**Set problem**
Say how many lines include the word "image". Reply with nothing but the number.

Figure collection entries:

====================

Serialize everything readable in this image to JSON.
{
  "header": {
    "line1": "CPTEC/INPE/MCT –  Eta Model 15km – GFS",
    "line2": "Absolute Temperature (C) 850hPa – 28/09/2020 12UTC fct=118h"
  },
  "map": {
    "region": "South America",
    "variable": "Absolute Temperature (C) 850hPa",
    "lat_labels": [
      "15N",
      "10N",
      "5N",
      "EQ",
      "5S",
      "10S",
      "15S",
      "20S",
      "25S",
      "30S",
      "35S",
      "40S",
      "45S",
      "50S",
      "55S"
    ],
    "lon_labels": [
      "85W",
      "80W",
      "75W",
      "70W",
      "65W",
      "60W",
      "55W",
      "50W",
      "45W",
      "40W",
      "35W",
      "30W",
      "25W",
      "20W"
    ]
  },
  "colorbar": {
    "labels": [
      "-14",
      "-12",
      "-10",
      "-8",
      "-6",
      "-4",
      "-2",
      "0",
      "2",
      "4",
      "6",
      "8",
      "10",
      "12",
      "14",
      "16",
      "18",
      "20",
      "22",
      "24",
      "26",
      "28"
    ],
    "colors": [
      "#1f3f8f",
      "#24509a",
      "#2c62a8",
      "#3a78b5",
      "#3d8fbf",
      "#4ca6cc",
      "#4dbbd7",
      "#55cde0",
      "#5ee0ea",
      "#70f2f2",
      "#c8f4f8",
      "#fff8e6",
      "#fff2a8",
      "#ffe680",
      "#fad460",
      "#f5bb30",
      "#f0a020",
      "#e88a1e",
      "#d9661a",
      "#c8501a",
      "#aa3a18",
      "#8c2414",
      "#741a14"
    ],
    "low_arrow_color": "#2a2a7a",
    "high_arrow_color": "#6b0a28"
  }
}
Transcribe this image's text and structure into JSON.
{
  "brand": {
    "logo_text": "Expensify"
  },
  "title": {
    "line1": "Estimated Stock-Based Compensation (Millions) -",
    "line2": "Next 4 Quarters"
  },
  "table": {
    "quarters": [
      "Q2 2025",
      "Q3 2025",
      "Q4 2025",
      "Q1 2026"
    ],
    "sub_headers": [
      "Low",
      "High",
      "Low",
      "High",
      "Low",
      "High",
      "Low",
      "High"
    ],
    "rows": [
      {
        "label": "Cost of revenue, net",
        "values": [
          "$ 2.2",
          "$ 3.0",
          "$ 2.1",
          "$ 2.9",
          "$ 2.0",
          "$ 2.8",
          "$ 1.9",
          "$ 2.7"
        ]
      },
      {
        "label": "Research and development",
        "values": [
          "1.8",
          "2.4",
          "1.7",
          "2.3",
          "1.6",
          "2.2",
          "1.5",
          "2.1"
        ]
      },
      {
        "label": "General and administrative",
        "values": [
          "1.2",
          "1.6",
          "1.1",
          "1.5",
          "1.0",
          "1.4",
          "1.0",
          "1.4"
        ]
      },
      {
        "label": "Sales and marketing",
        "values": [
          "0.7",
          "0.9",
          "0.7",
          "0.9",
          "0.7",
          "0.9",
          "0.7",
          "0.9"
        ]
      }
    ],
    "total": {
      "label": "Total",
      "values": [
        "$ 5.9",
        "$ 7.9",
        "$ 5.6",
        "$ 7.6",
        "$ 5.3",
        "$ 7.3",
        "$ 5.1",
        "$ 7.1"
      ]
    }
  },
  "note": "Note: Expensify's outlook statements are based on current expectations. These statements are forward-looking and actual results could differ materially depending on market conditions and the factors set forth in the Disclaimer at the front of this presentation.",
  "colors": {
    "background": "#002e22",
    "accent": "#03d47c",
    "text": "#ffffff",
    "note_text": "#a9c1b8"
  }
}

====================

**Answer for this exercise**
2